── DATA LINES
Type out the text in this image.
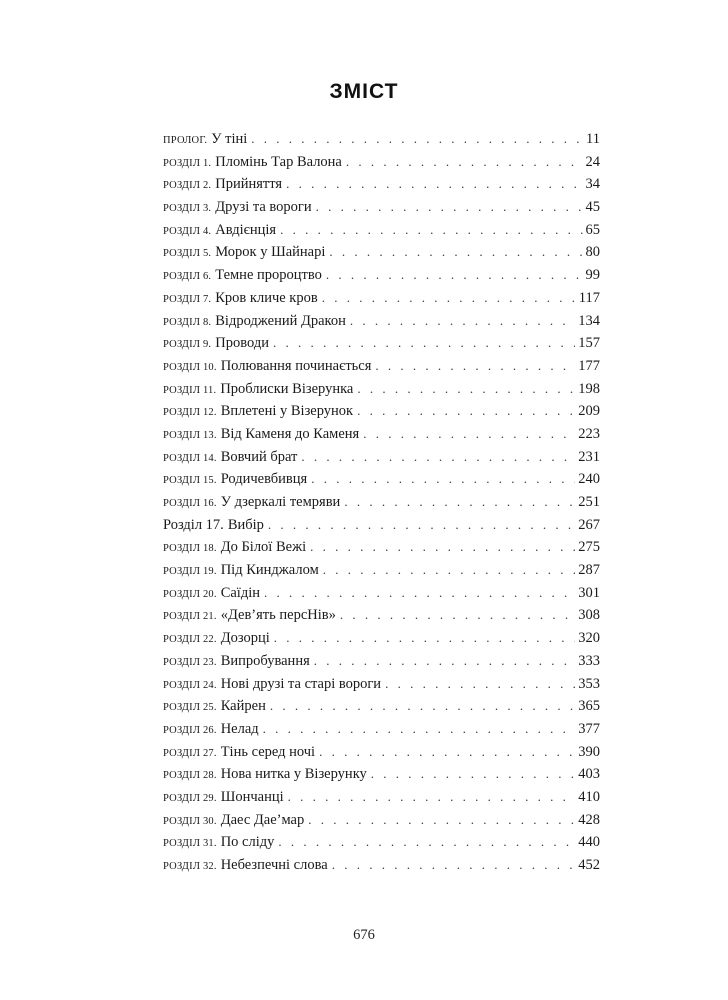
ЗМІСТ
ПРОЛОГ. У тіні . . .	11
РОЗДІЛ 1. Пломінь Тар Валона . . .	24
РОЗДІЛ 2. Прийняття . . .	34
РОЗДІЛ 3. Друзі та вороги . . .	45
РОЗДІЛ 4. Авдієнція . . .	65
РОЗДІЛ 5. Морок у Шайнарі . . .	80
РОЗДІЛ 6. Темне пророцтво . . .	99
РОЗДІЛ 7. Кров кличе кров . . .	117
РОЗДІЛ 8. Відроджений Дракон . . .	134
РОЗДІЛ 9. Проводи . . .	157
РОЗДІЛ 10. Полювання починається . . .	177
РОЗДІЛ 11. Проблиски Візерунка . . .	198
РОЗДІЛ 12. Вплетені у Візерунок . . .	209
РОЗДІЛ 13. Від Каменя до Каменя . . .	223
РОЗДІЛ 14. Вовчий брат . . .	231
РОЗДІЛ 15. Родичевбивця . . .	240
РОЗДІЛ 16. У дзеркалі темряви . . .	251
Розділ 17. Вибір . . .	267
РОЗДІЛ 18. До Білої Вежі . . .	275
РОЗДІЛ 19. Під Кинджалом . . .	287
РОЗДІЛ 20. Саїдін . . .	301
РОЗДІЛ 21. «Дев’ять персНів» . . .	308
РОЗДІЛ 22. Дозорці . . .	320
РОЗДІЛ 23. Випробування . . .	333
РОЗДІЛ 24. Нові друзі та старі вороги . . .	353
РОЗДІЛ 25. Кайрен . . .	365
РОЗДІЛ 26. Нелад . . .	377
РОЗДІЛ 27. Тінь серед ночі . . .	390
РОЗДІЛ 28. Нова нитка у Візерунку . . .	403
РОЗДІЛ 29. Шончанці . . .	410
РОЗДІЛ 30. Даес Дае’мар . . .	428
РОЗДІЛ 31. По сліду . . .	440
РОЗДІЛ 32. Небезпечні слова . . .	452
676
────
_PROMPT_
Reproduce the records verbatim, omitting all images they contain.

_TASK ANSWER_
Type out the text in this image.
ЗМІСТ
ПРОЛОГ. У тіні . . .	11
РОЗДІЛ 1. Пломінь Тар Валона . . .	24
РОЗДІЛ 2. Прийняття . . .	34
РОЗДІЛ 3. Друзі та вороги . . .	45
РОЗДІЛ 4. Авдієнція . . .	65
РОЗДІЛ 5. Морок у Шайнарі . . .	80
РОЗДІЛ 6. Темне пророцтво . . .	99
РОЗДІЛ 7. Кров кличе кров . . .	117
РОЗДІЛ 8. Відроджений Дракон . . .	134
РОЗДІЛ 9. Проводи . . .	157
РОЗДІЛ 10. Полювання починається . . .	177
РОЗДІЛ 11. Проблиски Візерунка . . .	198
РОЗДІЛ 12. Вплетені у Візерунок . . .	209
РОЗДІЛ 13. Від Каменя до Каменя . . .	223
РОЗДІЛ 14. Вовчий брат . . .	231
РОЗДІЛ 15. Родичевбивця . . .	240
РОЗДІЛ 16. У дзеркалі темряви . . .	251
Розділ 17. Вибір . . .	267
РОЗДІЛ 18. До Білої Вежі . . .	275
РОЗДІЛ 19. Під Кинджалом . . .	287
РОЗДІЛ 20. Саїдін . . .	301
РОЗДІЛ 21. «Дев’ять персНів» . . .	308
РОЗДІЛ 22. Дозорці . . .	320
РОЗДІЛ 23. Випробування . . .	333
РОЗДІЛ 24. Нові друзі та старі вороги . . .	353
РОЗДІЛ 25. Кайрен . . .	365
РОЗДІЛ 26. Нелад . . .	377
РОЗДІЛ 27. Тінь серед ночі . . .	390
РОЗДІЛ 28. Нова нитка у Візерунку . . .	403
РОЗДІЛ 29. Шончанці . . .	410
РОЗДІЛ 30. Даес Дае’мар . . .	428
РОЗДІЛ 31. По сліду . . .	440
РОЗДІЛ 32. Небезпечні слова . . .	452
676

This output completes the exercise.